» **Document segment**
▶

It’s been a really creepy week for the Apple investor out there. The tech news section is getting so thick it’s hard to keep up with the constant revelations. The Microsoft trial has become a theater of the absurd. Barksdale, Netscape CEO, admitted he played Stalin with Steve Case (AOL’s CEO) who played Roosevelt as they schemed against poor little ol’ Microsoft. Appropriate fun for Halloween, only it wasn’t October when these grown men were playing “Yalta.” Then you had Mark Andreesen’s surreal claim that Netscape would never ever have given away Navigator for free if it hadn’t been for the Microsoft subterfuge of giving away Explorer.

Please, do you know of anyone, anywhere who ever paid for Netscape Navigator? Not to be out done for shear gall, the Orwellian Microsoft counsel confessed the meeting Microsoft had claimed to be “invented and imagined” really did happen but it was a set-up, a sting operation! The DOJ counsel thought they were in the wrong courtroom.

◀

» **Problems to work on**
1 – Rewrite the part of the Microsoft trial commentary starting with "Please, do you" and going on through "the wrong courtroom.", putting "hearing room" in place of "courtroom".
2 – In the Microsoft trial commentary, which historical figure did Steve Case play while the Netscape CEO played Stalin?

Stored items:
▶

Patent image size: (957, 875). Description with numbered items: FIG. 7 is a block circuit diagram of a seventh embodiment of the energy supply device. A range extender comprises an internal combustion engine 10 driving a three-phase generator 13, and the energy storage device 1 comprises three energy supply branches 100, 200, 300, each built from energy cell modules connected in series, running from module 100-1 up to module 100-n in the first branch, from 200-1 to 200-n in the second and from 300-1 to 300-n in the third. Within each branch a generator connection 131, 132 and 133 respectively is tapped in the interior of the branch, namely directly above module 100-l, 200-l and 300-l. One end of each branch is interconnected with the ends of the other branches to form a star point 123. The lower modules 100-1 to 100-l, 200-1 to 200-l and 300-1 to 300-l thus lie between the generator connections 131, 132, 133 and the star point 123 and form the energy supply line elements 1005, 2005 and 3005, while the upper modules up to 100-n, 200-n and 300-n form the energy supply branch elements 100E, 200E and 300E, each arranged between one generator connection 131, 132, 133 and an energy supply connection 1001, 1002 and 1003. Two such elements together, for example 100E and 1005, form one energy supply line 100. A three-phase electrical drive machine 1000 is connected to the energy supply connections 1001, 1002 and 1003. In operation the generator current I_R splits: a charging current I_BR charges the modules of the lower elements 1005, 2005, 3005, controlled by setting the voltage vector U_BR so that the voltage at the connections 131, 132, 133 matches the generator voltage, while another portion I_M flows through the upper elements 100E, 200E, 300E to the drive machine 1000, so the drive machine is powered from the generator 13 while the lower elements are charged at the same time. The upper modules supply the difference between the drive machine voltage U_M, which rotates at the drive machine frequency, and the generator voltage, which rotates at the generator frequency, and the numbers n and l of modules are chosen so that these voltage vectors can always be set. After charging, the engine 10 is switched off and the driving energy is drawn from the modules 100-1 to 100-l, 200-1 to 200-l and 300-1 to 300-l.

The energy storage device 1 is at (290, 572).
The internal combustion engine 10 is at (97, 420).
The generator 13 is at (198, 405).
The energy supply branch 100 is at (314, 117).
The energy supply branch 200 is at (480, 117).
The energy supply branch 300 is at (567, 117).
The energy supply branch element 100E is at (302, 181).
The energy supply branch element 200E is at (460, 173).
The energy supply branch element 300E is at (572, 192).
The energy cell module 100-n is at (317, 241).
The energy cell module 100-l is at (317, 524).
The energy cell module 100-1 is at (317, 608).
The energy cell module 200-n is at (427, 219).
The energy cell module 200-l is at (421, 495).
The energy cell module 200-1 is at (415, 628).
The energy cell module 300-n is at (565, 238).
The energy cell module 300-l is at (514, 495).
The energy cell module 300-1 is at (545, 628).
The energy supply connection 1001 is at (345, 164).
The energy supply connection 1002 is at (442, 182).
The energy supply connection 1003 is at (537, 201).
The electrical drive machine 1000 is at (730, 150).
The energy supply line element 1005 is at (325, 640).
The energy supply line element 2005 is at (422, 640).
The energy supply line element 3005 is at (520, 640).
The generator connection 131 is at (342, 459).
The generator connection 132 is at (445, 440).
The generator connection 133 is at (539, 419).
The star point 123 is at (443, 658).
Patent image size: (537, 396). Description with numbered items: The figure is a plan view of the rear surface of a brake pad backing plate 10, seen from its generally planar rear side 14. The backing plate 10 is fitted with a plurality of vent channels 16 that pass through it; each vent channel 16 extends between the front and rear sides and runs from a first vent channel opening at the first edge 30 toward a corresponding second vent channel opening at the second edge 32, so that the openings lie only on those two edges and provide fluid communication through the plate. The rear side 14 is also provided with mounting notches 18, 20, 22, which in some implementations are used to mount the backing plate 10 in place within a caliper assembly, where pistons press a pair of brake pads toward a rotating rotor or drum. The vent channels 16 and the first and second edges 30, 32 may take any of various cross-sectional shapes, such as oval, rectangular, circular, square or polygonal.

◀

» **Task-by-task answers**
1 –
Please, do you know of anyone, anywhere who ever paid for Netscape Navigator? Not to be out done for shear gall, the Orwellian Microsoft counsel confessed the meeting Microsoft had claimed to be “invented and imagined” really did happen but it was a set-up, a sting operation! The DOJ counsel thought they were in the wrong hearing room.

2 – Roosevelt